• _Bereitgestellter Auszug_:
Der Weg zu einer konkreten Ausformung der Blockchain in der Medienindustrie sei aber noch steinig, darauf weist BOT-Labs-Chef Ingo Rübe hin. Als ein Beispiel nennt er, dass die Voraussetzungen für die Schaffung einer digitalen, selbstbestimmten Identität noch nicht vorhanden seien. „Der Speicher für die digitale Identität des Einzelnen muss auch beim Einzelnen liegen und darf nicht wie jetzt komplett verstreut sein“, sagt Rübe. „Statt Plattformen die Macht über Daten zu geben, wären Nutzer über eine digitale Identität mit ihren Daten verbunden, die sie anderen zur Verfügung stellen – und auch wieder entziehen können“, so der Technikexperte. „Dies ist aber nur ein notwendiger Bestandteil für eine praktische Ausformung der Blockchain-Technologie in der Medienindustrie. Hinzu kommen rechtliche, politische und weitere technische Aspekte.“
Als ein Visionär auf dem Blockchain-Gebiet gilt der Silicon-Valley-Unternehmer Dirk Lüth. Er wirbt derzeit für das von ihm mitentwickelte Global Content Network, bei dem zukünftig Inhalteanbieter aus der ganzen Welt auf Infrastrukturebene kooperieren und Transaktionen von Inhalten oder Dienstleistungen mithilfe der Tauschwährung Mediacoin einfach und günstig abwickeln. Derzeit sind sieben deutsche Verlage mit dabei, deren Namen Lüth aber noch geheim hält.

• _Details zur Aufgabe_: Erkläre in ein bis drei Sätzen anhand des Auszugs über Blockchain in der Medienindustrie, warum Ingo Rübe den Weg zu einer konkreten Ausformung der Blockchain dort noch für steinig hält. Die Zeilen spielen hierfür keine Rolle.

• _Gegebene Informationen_:
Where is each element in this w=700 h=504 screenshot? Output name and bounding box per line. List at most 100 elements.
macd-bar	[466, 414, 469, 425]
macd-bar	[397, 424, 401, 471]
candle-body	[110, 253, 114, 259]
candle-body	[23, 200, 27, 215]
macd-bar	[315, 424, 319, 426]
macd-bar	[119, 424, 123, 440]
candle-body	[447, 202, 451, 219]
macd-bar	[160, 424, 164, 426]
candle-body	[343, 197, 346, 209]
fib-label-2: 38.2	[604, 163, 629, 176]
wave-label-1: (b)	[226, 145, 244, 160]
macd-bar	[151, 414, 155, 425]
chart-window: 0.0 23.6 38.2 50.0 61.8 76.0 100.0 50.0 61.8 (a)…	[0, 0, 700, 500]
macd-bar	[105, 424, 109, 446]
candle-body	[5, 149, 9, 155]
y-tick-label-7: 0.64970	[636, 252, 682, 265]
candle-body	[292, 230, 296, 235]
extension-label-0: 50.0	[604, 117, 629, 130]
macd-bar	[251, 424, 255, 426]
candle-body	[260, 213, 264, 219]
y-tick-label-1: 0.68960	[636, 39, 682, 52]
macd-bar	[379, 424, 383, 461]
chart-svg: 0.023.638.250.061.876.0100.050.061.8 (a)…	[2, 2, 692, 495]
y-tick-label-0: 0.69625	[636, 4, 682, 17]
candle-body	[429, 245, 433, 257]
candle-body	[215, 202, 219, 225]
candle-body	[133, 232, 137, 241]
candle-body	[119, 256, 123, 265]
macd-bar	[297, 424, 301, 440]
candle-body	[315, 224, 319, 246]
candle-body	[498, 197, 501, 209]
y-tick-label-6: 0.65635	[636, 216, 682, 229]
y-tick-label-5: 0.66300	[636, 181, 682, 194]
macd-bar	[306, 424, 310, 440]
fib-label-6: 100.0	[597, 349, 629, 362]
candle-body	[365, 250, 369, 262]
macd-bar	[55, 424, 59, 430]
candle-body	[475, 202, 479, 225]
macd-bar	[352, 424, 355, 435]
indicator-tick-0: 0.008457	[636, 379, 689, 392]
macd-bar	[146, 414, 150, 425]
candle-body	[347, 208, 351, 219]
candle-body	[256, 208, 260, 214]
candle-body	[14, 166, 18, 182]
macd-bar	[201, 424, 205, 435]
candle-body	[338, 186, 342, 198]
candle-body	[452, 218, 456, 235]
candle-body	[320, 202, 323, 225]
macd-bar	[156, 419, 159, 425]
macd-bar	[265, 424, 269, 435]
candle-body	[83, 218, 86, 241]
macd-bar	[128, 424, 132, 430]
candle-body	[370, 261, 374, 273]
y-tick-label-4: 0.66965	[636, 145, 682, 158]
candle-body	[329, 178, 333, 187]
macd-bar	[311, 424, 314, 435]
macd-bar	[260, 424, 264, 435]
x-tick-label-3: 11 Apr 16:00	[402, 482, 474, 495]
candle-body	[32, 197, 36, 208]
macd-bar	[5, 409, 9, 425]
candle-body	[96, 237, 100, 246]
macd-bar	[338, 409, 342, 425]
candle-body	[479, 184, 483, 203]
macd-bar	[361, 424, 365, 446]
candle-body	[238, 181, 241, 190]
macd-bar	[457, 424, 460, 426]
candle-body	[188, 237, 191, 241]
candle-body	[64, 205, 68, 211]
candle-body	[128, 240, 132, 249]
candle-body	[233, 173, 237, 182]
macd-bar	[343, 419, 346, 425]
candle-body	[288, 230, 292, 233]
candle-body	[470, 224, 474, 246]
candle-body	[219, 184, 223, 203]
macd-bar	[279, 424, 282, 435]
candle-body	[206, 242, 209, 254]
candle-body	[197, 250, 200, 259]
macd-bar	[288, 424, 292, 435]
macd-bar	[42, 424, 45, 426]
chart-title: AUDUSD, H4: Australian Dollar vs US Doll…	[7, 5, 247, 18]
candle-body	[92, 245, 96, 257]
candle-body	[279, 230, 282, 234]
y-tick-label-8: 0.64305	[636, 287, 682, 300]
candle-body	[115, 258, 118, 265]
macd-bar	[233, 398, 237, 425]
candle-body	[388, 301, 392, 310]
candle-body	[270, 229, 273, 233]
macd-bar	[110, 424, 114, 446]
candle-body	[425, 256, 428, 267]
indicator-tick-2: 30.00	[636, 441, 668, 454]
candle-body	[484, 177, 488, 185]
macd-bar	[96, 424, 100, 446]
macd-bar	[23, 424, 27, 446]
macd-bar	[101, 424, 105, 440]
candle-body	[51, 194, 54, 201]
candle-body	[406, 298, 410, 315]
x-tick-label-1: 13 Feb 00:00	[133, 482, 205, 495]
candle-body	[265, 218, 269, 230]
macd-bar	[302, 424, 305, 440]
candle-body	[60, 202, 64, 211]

• _Schriftliche Antwort_: Laut Rübe fehlen noch die Voraussetzungen für eine digitale, selbstbestimmte Identität. Deren Speicher müsste beim Einzelnen liegen, ist aber derzeit komplett verstreut. Zudem ist diese Identität nur ein notwendiger Bestandteil, denn hinzu kommen rechtliche, politische und weitere technische Aspekte.